What you need to do: Reproduce the listing below character for character; drop every image.

Dataset rows:

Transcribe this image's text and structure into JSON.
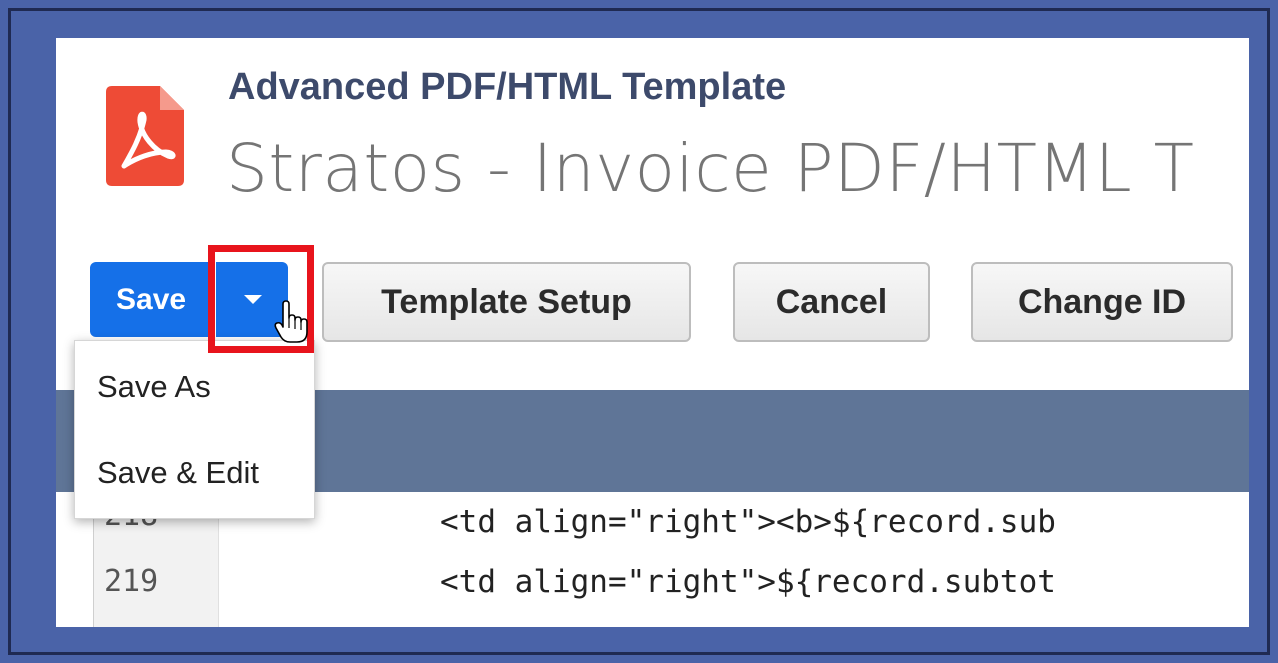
{
  "header": {
    "record_type": "Advanced PDF/HTML Template",
    "record_title": "Stratos - Invoice PDF/HTML T"
  },
  "toolbar": {
    "save_label": "Save",
    "template_setup_label": "Template Setup",
    "cancel_label": "Cancel",
    "change_id_label": "Change ID"
  },
  "save_menu": {
    "items": [
      {
        "label": "Save As"
      },
      {
        "label": "Save & Edit"
      }
    ]
  },
  "code_editor": {
    "lines": [
      {
        "number": "218",
        "text": "<td align=\"right\"><b>${record.sub"
      },
      {
        "number": "219",
        "text": "<td align=\"right\">${record.subtot"
      }
    ]
  },
  "colors": {
    "background": "#4a63a8",
    "primary_button": "#1570e8",
    "highlight": "#e8141c",
    "header_bar": "#5f7597",
    "pdf_icon": "#ee4b36"
  },
  "icons": {
    "record_icon": "pdf-file-icon",
    "caret": "caret-down-icon",
    "cursor": "hand-pointer-icon"
  }
}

Output of the exercise:
Transcribe this image's text and structure into JSON.
{
  "header": {
    "record_type": "Advanced PDF/HTML Template",
    "record_title": "Stratos - Invoice PDF/HTML T"
  },
  "toolbar": {
    "save_label": "Save",
    "template_setup_label": "Template Setup",
    "cancel_label": "Cancel",
    "change_id_label": "Change ID"
  },
  "save_menu": {
    "items": [
      {
        "label": "Save As"
      },
      {
        "label": "Save & Edit"
      }
    ]
  },
  "code_editor": {
    "lines": [
      {
        "number": "218",
        "text": "<td align=\"right\"><b>${record.sub"
      },
      {
        "number": "219",
        "text": "<td align=\"right\">${record.subtot"
      }
    ]
  },
  "colors": {
    "background": "#4a63a8",
    "primary_button": "#1570e8",
    "highlight": "#e8141c",
    "header_bar": "#5f7597",
    "pdf_icon": "#ee4b36"
  },
  "icons": {
    "record_icon": "pdf-file-icon",
    "caret": "caret-down-icon",
    "cursor": "hand-pointer-icon"
  }
}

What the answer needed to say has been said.